--- Begin INPUT RECORDS ---

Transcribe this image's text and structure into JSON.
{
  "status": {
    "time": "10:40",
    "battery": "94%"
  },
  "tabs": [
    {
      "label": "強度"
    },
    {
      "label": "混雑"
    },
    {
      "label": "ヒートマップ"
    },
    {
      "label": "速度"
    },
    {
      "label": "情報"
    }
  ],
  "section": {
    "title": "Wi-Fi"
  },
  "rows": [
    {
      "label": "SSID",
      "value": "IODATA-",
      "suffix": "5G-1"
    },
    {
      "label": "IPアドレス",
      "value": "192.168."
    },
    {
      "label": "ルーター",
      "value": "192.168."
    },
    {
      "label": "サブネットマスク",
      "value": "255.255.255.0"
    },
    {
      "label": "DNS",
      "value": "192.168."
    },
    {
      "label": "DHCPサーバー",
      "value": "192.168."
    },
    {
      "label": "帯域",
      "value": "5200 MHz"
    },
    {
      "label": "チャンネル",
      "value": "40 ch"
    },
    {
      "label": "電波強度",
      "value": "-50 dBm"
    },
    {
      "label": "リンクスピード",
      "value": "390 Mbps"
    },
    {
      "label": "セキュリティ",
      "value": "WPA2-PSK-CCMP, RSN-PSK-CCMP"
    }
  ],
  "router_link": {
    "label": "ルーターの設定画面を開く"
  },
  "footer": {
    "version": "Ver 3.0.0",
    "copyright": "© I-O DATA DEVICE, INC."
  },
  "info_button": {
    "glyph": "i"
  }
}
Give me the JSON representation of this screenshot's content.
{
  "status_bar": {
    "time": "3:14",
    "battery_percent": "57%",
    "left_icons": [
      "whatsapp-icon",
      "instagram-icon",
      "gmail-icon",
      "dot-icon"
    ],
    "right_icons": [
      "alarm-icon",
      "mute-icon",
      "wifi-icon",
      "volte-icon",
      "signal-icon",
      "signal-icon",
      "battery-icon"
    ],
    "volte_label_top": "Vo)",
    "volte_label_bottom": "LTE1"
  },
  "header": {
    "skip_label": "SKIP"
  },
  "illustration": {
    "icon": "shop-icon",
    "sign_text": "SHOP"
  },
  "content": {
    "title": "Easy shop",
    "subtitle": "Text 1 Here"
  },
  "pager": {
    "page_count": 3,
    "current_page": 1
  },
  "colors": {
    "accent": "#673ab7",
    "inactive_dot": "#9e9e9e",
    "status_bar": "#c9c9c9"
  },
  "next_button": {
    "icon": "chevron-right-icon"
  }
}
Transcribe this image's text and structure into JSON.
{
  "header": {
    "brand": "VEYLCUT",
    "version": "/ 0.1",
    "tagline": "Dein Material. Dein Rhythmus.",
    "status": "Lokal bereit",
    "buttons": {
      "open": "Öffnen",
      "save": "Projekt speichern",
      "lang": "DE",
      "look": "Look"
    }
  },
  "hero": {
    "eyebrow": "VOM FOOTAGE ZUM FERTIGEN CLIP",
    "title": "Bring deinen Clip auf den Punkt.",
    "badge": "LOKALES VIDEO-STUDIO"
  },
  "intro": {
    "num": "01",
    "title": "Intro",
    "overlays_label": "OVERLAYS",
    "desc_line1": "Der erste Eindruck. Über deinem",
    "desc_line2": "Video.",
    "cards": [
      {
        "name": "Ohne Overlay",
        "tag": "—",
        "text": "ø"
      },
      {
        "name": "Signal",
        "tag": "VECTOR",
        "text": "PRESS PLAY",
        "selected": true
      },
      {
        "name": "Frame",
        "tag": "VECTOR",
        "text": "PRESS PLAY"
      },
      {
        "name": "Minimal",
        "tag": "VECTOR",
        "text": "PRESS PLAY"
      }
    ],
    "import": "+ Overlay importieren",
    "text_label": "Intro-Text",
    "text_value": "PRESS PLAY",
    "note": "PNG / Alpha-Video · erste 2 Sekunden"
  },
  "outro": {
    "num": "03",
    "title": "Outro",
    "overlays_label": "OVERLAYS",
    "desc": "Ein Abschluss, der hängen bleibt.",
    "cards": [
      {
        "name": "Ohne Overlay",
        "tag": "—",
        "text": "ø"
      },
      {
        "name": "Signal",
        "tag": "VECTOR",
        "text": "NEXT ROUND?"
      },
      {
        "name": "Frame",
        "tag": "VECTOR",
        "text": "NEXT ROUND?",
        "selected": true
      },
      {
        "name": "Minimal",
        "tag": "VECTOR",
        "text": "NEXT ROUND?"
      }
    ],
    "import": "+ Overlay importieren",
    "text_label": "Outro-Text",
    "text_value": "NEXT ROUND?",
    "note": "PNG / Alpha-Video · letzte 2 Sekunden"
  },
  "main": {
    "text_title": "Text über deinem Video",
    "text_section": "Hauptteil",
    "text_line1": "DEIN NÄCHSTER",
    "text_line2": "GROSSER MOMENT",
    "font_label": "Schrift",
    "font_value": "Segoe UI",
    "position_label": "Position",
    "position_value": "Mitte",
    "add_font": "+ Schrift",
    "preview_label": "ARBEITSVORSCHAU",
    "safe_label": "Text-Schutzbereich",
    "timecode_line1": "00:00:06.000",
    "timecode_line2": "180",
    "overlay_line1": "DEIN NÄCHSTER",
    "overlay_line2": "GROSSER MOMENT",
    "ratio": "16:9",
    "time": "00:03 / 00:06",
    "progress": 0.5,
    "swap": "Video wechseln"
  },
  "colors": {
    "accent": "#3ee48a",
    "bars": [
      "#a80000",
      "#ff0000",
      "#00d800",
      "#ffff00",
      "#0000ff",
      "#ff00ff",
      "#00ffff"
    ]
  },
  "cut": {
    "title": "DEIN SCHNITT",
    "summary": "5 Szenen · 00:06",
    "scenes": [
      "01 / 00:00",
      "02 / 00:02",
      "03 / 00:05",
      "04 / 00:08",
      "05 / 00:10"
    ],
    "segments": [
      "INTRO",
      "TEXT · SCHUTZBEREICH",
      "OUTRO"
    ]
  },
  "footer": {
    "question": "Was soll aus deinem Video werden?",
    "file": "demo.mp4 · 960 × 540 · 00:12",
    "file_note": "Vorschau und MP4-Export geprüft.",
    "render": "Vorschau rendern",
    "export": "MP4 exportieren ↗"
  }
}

--- End INPUT RECORDS ---

EXERCISE PROMPT :: Reproduce all of the material above word for word.

EXPECTED OUTPUT ::
Transcribe this image's text and structure into JSON.
{
  "status": {
    "time": "10:40",
    "battery": "94%"
  },
  "tabs": [
    {
      "label": "強度"
    },
    {
      "label": "混雑"
    },
    {
      "label": "ヒートマップ"
    },
    {
      "label": "速度"
    },
    {
      "label": "情報"
    }
  ],
  "section": {
    "title": "Wi-Fi"
  },
  "rows": [
    {
      "label": "SSID",
      "value": "IODATA-",
      "suffix": "5G-1"
    },
    {
      "label": "IPアドレス",
      "value": "192.168."
    },
    {
      "label": "ルーター",
      "value": "192.168."
    },
    {
      "label": "サブネットマスク",
      "value": "255.255.255.0"
    },
    {
      "label": "DNS",
      "value": "192.168."
    },
    {
      "label": "DHCPサーバー",
      "value": "192.168."
    },
    {
      "label": "帯域",
      "value": "5200 MHz"
    },
    {
      "label": "チャンネル",
      "value": "40 ch"
    },
    {
      "label": "電波強度",
      "value": "-50 dBm"
    },
    {
      "label": "リンクスピード",
      "value": "390 Mbps"
    },
    {
      "label": "セキュリティ",
      "value": "WPA2-PSK-CCMP, RSN-PSK-CCMP"
    }
  ],
  "router_link": {
    "label": "ルーターの設定画面を開く"
  },
  "footer": {
    "version": "Ver 3.0.0",
    "copyright": "© I-O DATA DEVICE, INC."
  },
  "info_button": {
    "glyph": "i"
  }
}
Give me the JSON representation of this screenshot's content.
{
  "status_bar": {
    "time": "3:14",
    "battery_percent": "57%",
    "left_icons": [
      "whatsapp-icon",
      "instagram-icon",
      "gmail-icon",
      "dot-icon"
    ],
    "right_icons": [
      "alarm-icon",
      "mute-icon",
      "wifi-icon",
      "volte-icon",
      "signal-icon",
      "signal-icon",
      "battery-icon"
    ],
    "volte_label_top": "Vo)",
    "volte_label_bottom": "LTE1"
  },
  "header": {
    "skip_label": "SKIP"
  },
  "illustration": {
    "icon": "shop-icon",
    "sign_text": "SHOP"
  },
  "content": {
    "title": "Easy shop",
    "subtitle": "Text 1 Here"
  },
  "pager": {
    "page_count": 3,
    "current_page": 1
  },
  "colors": {
    "accent": "#673ab7",
    "inactive_dot": "#9e9e9e",
    "status_bar": "#c9c9c9"
  },
  "next_button": {
    "icon": "chevron-right-icon"
  }
}
Transcribe this image's text and structure into JSON.
{
  "header": {
    "brand": "VEYLCUT",
    "version": "/ 0.1",
    "tagline": "Dein Material. Dein Rhythmus.",
    "status": "Lokal bereit",
    "buttons": {
      "open": "Öffnen",
      "save": "Projekt speichern",
      "lang": "DE",
      "look": "Look"
    }
  },
  "hero": {
    "eyebrow": "VOM FOOTAGE ZUM FERTIGEN CLIP",
    "title": "Bring deinen Clip auf den Punkt.",
    "badge": "LOKALES VIDEO-STUDIO"
  },
  "intro": {
    "num": "01",
    "title": "Intro",
    "overlays_label": "OVERLAYS",
    "desc_line1": "Der erste Eindruck. Über deinem",
    "desc_line2": "Video.",
    "cards": [
      {
        "name": "Ohne Overlay",
        "tag": "—",
        "text": "ø"
      },
      {
        "name": "Signal",
        "tag": "VECTOR",
        "text": "PRESS PLAY",
        "selected": true
      },
      {
        "name": "Frame",
        "tag": "VECTOR",
        "text": "PRESS PLAY"
      },
      {
        "name": "Minimal",
        "tag": "VECTOR",
        "text": "PRESS PLAY"
      }
    ],
    "import": "+ Overlay importieren",
    "text_label": "Intro-Text",
    "text_value": "PRESS PLAY",
    "note": "PNG / Alpha-Video · erste 2 Sekunden"
  },
  "outro": {
    "num": "03",
    "title": "Outro",
    "overlays_label": "OVERLAYS",
    "desc": "Ein Abschluss, der hängen bleibt.",
    "cards": [
      {
        "name": "Ohne Overlay",
        "tag": "—",
        "text": "ø"
      },
      {
        "name": "Signal",
        "tag": "VECTOR",
        "text": "NEXT ROUND?"
      },
      {
        "name": "Frame",
        "tag": "VECTOR",
        "text": "NEXT ROUND?",
        "selected": true
      },
      {
        "name": "Minimal",
        "tag": "VECTOR",
        "text": "NEXT ROUND?"
      }
    ],
    "import": "+ Overlay importieren",
    "text_label": "Outro-Text",
    "text_value": "NEXT ROUND?",
    "note": "PNG / Alpha-Video · letzte 2 Sekunden"
  },
  "main": {
    "text_title": "Text über deinem Video",
    "text_section": "Hauptteil",
    "text_line1": "DEIN NÄCHSTER",
    "text_line2": "GROSSER MOMENT",
    "font_label": "Schrift",
    "font_value": "Segoe UI",
    "position_label": "Position",
    "position_value": "Mitte",
    "add_font": "+ Schrift",
    "preview_label": "ARBEITSVORSCHAU",
    "safe_label": "Text-Schutzbereich",
    "timecode_line1": "00:00:06.000",
    "timecode_line2": "180",
    "overlay_line1": "DEIN NÄCHSTER",
    "overlay_line2": "GROSSER MOMENT",
    "ratio": "16:9",
    "time": "00:03 / 00:06",
    "progress": 0.5,
    "swap": "Video wechseln"
  },
  "colors": {
    "accent": "#3ee48a",
    "bars": [
      "#a80000",
      "#ff0000",
      "#00d800",
      "#ffff00",
      "#0000ff",
      "#ff00ff",
      "#00ffff"
    ]
  },
  "cut": {
    "title": "DEIN SCHNITT",
    "summary": "5 Szenen · 00:06",
    "scenes": [
      "01 / 00:00",
      "02 / 00:02",
      "03 / 00:05",
      "04 / 00:08",
      "05 / 00:10"
    ],
    "segments": [
      "INTRO",
      "TEXT · SCHUTZBEREICH",
      "OUTRO"
    ]
  },
  "footer": {
    "question": "Was soll aus deinem Video werden?",
    "file": "demo.mp4 · 960 × 540 · 00:12",
    "file_note": "Vorschau und MP4-Export geprüft.",
    "render": "Vorschau rendern",
    "export": "MP4 exportieren ↗"
  }
}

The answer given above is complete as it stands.